## EXCERPTED DATA
..........

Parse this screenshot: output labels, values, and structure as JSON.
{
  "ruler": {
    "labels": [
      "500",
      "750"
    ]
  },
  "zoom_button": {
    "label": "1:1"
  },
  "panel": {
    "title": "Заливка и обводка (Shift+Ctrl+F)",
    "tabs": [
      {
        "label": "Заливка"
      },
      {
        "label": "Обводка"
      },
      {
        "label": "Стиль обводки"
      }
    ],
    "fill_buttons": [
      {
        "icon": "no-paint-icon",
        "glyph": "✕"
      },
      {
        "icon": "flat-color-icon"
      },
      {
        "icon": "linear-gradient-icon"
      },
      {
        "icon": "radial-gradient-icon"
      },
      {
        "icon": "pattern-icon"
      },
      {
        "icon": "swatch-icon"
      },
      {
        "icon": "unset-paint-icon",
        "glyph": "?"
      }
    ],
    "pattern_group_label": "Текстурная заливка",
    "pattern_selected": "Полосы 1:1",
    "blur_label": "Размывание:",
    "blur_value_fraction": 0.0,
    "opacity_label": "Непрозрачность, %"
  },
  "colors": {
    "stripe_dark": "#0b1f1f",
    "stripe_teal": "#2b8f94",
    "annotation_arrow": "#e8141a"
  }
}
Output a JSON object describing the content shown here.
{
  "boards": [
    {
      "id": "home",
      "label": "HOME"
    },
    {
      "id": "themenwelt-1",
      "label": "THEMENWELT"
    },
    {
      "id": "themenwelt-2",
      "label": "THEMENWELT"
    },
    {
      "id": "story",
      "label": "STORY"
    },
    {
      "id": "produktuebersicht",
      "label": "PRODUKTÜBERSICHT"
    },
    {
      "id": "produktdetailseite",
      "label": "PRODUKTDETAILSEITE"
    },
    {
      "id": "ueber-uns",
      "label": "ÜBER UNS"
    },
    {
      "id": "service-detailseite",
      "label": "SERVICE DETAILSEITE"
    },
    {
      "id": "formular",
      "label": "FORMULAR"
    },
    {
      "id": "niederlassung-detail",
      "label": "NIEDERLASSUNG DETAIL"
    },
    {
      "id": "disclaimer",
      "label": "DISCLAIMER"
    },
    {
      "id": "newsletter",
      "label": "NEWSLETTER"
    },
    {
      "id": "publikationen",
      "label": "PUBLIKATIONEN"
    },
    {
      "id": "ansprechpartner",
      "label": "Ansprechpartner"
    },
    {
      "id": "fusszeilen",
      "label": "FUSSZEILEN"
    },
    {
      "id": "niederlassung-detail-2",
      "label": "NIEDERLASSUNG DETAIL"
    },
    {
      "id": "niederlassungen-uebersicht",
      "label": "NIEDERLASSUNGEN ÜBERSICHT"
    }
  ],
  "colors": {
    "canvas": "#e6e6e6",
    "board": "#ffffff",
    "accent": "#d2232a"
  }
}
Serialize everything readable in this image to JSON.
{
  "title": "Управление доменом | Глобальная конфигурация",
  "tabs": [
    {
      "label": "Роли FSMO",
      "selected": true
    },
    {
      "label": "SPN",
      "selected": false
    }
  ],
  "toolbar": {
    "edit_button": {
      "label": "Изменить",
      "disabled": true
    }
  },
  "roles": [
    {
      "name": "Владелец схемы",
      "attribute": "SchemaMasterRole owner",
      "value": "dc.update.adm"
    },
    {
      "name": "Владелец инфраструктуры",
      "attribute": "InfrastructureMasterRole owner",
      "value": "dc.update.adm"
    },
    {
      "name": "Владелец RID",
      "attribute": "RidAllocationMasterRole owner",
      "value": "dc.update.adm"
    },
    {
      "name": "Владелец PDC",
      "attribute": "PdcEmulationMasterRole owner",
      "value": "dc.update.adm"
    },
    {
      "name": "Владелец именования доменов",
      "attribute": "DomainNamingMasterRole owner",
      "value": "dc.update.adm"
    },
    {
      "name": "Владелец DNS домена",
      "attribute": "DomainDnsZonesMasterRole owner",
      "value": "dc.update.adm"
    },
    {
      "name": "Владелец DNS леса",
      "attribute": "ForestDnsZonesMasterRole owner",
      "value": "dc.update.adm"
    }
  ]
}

..........

## AIM OF THE EXERCISE
Nothing may be left out: return each entry exactly as it reads.

## FULL OUTPUT
Parse this screenshot: output labels, values, and structure as JSON.
{
  "ruler": {
    "labels": [
      "500",
      "750"
    ]
  },
  "zoom_button": {
    "label": "1:1"
  },
  "panel": {
    "title": "Заливка и обводка (Shift+Ctrl+F)",
    "tabs": [
      {
        "label": "Заливка"
      },
      {
        "label": "Обводка"
      },
      {
        "label": "Стиль обводки"
      }
    ],
    "fill_buttons": [
      {
        "icon": "no-paint-icon",
        "glyph": "✕"
      },
      {
        "icon": "flat-color-icon"
      },
      {
        "icon": "linear-gradient-icon"
      },
      {
        "icon": "radial-gradient-icon"
      },
      {
        "icon": "pattern-icon"
      },
      {
        "icon": "swatch-icon"
      },
      {
        "icon": "unset-paint-icon",
        "glyph": "?"
      }
    ],
    "pattern_group_label": "Текстурная заливка",
    "pattern_selected": "Полосы 1:1",
    "blur_label": "Размывание:",
    "blur_value_fraction": 0.0,
    "opacity_label": "Непрозрачность, %"
  },
  "colors": {
    "stripe_dark": "#0b1f1f",
    "stripe_teal": "#2b8f94",
    "annotation_arrow": "#e8141a"
  }
}
Output a JSON object describing the content shown here.
{
  "boards": [
    {
      "id": "home",
      "label": "HOME"
    },
    {
      "id": "themenwelt-1",
      "label": "THEMENWELT"
    },
    {
      "id": "themenwelt-2",
      "label": "THEMENWELT"
    },
    {
      "id": "story",
      "label": "STORY"
    },
    {
      "id": "produktuebersicht",
      "label": "PRODUKTÜBERSICHT"
    },
    {
      "id": "produktdetailseite",
      "label": "PRODUKTDETAILSEITE"
    },
    {
      "id": "ueber-uns",
      "label": "ÜBER UNS"
    },
    {
      "id": "service-detailseite",
      "label": "SERVICE DETAILSEITE"
    },
    {
      "id": "formular",
      "label": "FORMULAR"
    },
    {
      "id": "niederlassung-detail",
      "label": "NIEDERLASSUNG DETAIL"
    },
    {
      "id": "disclaimer",
      "label": "DISCLAIMER"
    },
    {
      "id": "newsletter",
      "label": "NEWSLETTER"
    },
    {
      "id": "publikationen",
      "label": "PUBLIKATIONEN"
    },
    {
      "id": "ansprechpartner",
      "label": "Ansprechpartner"
    },
    {
      "id": "fusszeilen",
      "label": "FUSSZEILEN"
    },
    {
      "id": "niederlassung-detail-2",
      "label": "NIEDERLASSUNG DETAIL"
    },
    {
      "id": "niederlassungen-uebersicht",
      "label": "NIEDERLASSUNGEN ÜBERSICHT"
    }
  ],
  "colors": {
    "canvas": "#e6e6e6",
    "board": "#ffffff",
    "accent": "#d2232a"
  }
}
Serialize everything readable in this image to JSON.
{
  "title": "Управление доменом | Глобальная конфигурация",
  "tabs": [
    {
      "label": "Роли FSMO",
      "selected": true
    },
    {
      "label": "SPN",
      "selected": false
    }
  ],
  "toolbar": {
    "edit_button": {
      "label": "Изменить",
      "disabled": true
    }
  },
  "roles": [
    {
      "name": "Владелец схемы",
      "attribute": "SchemaMasterRole owner",
      "value": "dc.update.adm"
    },
    {
      "name": "Владелец инфраструктуры",
      "attribute": "InfrastructureMasterRole owner",
      "value": "dc.update.adm"
    },
    {
      "name": "Владелец RID",
      "attribute": "RidAllocationMasterRole owner",
      "value": "dc.update.adm"
    },
    {
      "name": "Владелец PDC",
      "attribute": "PdcEmulationMasterRole owner",
      "value": "dc.update.adm"
    },
    {
      "name": "Владелец именования доменов",
      "attribute": "DomainNamingMasterRole owner",
      "value": "dc.update.adm"
    },
    {
      "name": "Владелец DNS домена",
      "attribute": "DomainDnsZonesMasterRole owner",
      "value": "dc.update.adm"
    },
    {
      "name": "Владелец DNS леса",
      "attribute": "ForestDnsZonesMasterRole owner",
      "value": "dc.update.adm"
    }
  ]
}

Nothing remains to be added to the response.